▶ Task requirements: Identify, in the records below, every line where the string "intensity" appears, and copy each such line.

▶ Material:
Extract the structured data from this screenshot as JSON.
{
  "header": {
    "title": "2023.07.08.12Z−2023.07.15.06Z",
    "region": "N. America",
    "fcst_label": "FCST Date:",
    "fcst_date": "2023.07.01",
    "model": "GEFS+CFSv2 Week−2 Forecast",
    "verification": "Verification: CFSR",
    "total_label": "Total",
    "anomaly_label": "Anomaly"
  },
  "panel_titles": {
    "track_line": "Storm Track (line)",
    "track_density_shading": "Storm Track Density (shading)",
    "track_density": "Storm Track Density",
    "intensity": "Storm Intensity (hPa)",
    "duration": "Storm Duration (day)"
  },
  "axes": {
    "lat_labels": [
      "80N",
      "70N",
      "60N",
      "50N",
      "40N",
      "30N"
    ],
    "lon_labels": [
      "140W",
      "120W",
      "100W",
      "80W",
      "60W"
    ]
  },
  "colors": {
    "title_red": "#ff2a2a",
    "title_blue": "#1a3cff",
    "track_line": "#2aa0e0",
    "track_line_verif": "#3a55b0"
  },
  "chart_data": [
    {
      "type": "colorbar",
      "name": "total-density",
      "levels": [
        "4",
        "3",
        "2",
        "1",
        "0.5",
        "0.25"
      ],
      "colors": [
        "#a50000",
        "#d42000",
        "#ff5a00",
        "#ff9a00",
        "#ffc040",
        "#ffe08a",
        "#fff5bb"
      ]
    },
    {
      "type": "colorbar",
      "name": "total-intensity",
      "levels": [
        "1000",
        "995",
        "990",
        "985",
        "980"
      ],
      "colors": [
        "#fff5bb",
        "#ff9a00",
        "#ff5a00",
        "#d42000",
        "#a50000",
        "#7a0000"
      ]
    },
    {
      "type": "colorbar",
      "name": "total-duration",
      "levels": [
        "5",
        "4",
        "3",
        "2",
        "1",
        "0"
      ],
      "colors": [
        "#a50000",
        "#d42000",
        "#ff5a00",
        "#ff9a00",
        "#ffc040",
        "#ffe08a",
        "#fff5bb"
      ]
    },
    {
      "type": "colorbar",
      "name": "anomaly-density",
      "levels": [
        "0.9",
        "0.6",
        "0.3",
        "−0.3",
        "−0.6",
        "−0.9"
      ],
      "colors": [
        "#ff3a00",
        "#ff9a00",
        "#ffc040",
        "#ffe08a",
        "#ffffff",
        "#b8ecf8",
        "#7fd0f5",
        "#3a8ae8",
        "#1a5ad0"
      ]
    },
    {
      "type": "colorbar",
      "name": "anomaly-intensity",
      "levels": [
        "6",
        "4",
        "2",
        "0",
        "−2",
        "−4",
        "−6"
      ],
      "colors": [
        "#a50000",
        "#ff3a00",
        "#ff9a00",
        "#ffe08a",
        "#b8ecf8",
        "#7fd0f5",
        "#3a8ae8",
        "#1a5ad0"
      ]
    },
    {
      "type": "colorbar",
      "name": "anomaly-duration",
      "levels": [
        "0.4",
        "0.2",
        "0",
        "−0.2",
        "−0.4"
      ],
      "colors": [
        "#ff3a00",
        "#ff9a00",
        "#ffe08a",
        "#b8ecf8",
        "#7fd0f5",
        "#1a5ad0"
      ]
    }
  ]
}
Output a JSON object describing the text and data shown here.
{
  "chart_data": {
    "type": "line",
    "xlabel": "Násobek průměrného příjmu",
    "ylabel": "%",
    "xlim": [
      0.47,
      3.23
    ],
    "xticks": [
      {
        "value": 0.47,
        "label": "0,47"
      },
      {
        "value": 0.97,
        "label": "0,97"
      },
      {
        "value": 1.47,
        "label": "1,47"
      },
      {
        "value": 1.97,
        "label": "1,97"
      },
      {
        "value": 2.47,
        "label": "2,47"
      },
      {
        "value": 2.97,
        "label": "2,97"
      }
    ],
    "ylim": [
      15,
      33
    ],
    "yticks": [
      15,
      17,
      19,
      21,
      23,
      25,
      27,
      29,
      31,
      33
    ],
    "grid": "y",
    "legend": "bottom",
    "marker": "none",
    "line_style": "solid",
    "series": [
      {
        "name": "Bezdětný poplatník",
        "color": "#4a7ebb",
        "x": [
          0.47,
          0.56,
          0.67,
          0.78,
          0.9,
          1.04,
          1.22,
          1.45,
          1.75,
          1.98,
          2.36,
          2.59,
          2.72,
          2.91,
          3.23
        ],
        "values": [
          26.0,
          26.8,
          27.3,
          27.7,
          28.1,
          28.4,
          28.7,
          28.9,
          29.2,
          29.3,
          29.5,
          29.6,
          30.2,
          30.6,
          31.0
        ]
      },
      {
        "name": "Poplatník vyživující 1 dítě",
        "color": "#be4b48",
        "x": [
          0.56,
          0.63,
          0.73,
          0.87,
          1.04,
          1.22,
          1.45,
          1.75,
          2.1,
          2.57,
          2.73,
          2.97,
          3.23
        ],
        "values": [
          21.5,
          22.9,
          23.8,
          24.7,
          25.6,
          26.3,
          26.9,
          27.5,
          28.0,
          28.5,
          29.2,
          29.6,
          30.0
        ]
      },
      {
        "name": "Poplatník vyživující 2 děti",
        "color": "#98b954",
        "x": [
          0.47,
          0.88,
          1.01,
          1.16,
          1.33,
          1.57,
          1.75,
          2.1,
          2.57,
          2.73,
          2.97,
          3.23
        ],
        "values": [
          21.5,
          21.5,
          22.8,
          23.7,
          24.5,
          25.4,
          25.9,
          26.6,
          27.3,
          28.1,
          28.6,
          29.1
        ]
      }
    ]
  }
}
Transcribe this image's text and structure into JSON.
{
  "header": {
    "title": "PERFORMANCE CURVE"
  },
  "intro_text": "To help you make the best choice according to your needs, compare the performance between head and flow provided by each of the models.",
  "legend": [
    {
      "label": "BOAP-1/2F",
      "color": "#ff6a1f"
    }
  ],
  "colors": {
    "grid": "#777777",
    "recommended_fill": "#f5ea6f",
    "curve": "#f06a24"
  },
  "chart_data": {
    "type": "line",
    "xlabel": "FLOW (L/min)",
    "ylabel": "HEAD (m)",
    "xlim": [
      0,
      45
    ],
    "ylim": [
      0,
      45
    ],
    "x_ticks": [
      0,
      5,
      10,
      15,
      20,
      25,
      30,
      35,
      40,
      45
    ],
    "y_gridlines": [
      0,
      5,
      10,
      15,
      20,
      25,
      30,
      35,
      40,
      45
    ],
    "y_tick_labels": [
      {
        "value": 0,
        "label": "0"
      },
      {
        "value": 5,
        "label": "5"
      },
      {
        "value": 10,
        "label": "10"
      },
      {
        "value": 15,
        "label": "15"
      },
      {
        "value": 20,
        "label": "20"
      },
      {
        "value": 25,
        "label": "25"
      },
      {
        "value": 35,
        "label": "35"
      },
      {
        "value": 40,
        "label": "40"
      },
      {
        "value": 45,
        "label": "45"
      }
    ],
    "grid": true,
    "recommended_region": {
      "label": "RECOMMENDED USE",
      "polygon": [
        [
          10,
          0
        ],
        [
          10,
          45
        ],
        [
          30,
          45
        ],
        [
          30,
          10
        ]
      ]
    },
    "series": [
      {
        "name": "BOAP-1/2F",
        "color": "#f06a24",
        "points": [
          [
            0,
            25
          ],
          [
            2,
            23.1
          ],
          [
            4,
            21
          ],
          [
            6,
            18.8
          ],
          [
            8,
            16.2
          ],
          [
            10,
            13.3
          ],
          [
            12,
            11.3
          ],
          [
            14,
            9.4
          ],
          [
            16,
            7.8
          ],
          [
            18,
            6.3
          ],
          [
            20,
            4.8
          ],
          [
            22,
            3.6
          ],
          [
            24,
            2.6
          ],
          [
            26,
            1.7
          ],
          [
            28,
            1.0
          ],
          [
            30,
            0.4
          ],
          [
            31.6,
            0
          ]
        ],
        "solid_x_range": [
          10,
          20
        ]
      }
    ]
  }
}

▶ Written solution:
    "intensity": "Storm Intensity (hPa)",
      "name": "total-intensity",
      "name": "anomaly-intensity",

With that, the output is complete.